━━━━━ Dataset entries

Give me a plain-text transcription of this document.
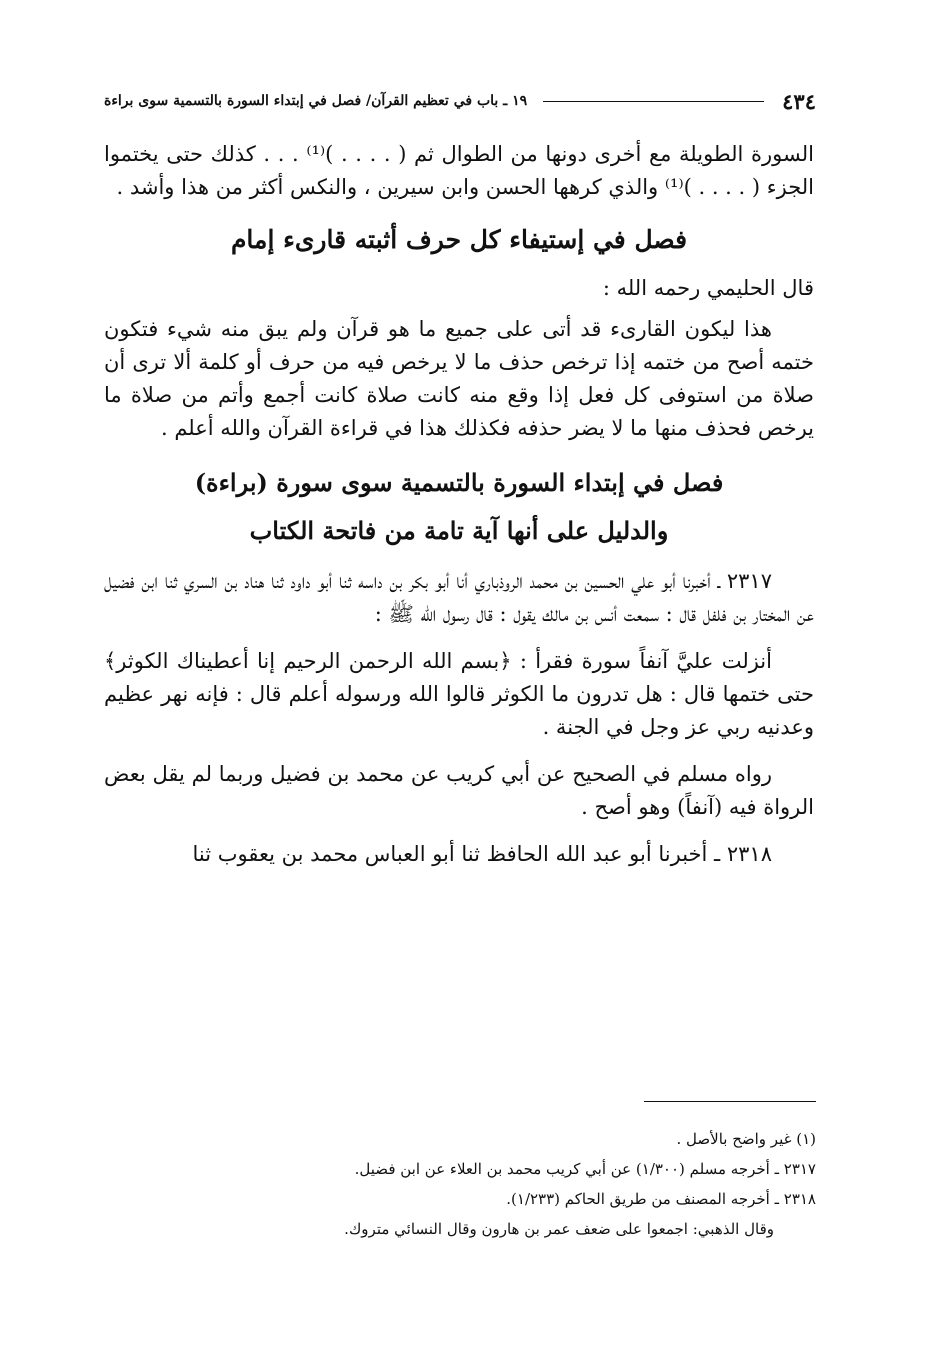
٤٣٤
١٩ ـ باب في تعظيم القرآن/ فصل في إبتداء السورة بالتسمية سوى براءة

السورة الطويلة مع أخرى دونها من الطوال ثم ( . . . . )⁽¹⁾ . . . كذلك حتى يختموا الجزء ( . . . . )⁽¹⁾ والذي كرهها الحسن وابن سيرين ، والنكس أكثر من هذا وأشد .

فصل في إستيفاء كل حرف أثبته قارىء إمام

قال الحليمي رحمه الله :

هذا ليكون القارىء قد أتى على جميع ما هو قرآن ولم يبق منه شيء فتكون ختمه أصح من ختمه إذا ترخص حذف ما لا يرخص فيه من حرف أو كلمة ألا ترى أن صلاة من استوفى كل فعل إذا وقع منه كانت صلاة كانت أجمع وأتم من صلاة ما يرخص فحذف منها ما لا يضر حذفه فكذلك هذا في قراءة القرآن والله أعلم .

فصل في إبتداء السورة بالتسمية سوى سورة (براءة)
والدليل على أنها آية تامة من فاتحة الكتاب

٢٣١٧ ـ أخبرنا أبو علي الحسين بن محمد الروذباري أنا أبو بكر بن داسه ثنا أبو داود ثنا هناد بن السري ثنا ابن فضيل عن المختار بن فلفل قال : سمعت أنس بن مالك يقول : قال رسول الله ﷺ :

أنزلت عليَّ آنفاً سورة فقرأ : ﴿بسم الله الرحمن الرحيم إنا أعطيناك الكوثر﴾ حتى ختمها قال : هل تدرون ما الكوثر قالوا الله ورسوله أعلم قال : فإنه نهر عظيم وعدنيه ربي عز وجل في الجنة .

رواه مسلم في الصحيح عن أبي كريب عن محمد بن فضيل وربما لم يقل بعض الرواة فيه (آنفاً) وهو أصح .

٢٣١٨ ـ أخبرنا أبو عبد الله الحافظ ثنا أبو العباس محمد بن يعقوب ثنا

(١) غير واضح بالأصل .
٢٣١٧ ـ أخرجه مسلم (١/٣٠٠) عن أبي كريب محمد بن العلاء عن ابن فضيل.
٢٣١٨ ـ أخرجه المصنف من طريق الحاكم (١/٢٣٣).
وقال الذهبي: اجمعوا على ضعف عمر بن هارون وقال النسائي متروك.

━━━━━━━━━━
━━━━━ Dataset entries

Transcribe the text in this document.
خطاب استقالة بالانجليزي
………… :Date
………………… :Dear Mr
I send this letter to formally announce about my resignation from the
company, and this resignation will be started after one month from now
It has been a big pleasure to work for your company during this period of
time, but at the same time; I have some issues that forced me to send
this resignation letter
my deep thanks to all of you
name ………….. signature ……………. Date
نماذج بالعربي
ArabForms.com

━━━━━━━━━━
━━━━━ Dataset entries

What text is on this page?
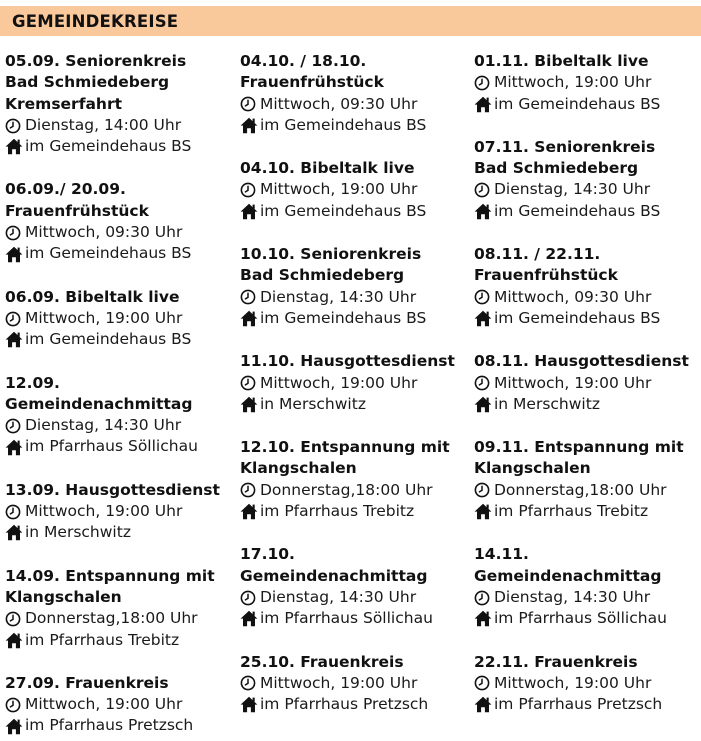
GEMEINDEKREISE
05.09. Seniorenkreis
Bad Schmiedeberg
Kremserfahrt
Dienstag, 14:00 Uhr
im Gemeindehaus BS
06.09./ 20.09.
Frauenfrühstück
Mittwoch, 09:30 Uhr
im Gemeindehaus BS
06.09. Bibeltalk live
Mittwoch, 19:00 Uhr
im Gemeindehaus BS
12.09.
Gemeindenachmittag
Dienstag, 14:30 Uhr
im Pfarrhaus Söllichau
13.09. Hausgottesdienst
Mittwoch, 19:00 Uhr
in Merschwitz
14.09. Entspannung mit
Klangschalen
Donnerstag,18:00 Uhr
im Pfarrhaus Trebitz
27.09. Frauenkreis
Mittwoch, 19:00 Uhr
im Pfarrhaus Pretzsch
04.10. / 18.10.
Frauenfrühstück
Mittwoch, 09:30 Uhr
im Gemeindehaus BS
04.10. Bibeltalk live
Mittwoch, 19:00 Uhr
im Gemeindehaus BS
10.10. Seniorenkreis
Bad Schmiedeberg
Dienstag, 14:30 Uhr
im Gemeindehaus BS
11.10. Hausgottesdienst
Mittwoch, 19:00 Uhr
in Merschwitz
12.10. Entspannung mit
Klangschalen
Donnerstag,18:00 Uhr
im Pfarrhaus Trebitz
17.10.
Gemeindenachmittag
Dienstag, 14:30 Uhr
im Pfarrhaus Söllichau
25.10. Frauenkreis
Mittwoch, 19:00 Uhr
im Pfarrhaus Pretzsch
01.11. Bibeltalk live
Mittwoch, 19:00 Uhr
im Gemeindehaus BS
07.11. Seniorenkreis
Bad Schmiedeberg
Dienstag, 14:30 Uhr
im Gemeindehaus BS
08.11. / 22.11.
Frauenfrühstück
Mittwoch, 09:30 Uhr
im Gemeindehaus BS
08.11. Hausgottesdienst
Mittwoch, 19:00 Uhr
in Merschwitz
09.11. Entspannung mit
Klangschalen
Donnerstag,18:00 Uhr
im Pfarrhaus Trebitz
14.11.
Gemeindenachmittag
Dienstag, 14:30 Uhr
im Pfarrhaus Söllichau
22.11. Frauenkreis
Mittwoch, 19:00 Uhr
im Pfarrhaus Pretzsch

━━━━━━━━━━

- _Your instructions_
Find and copy each line above that includes the string "إبتداء".

- _Answer_
١٩ ـ باب في تعظيم القرآن/ فصل في إبتداء السورة بالتسمية سوى براءة
فصل في إبتداء السورة بالتسمية سوى سورة (براءة)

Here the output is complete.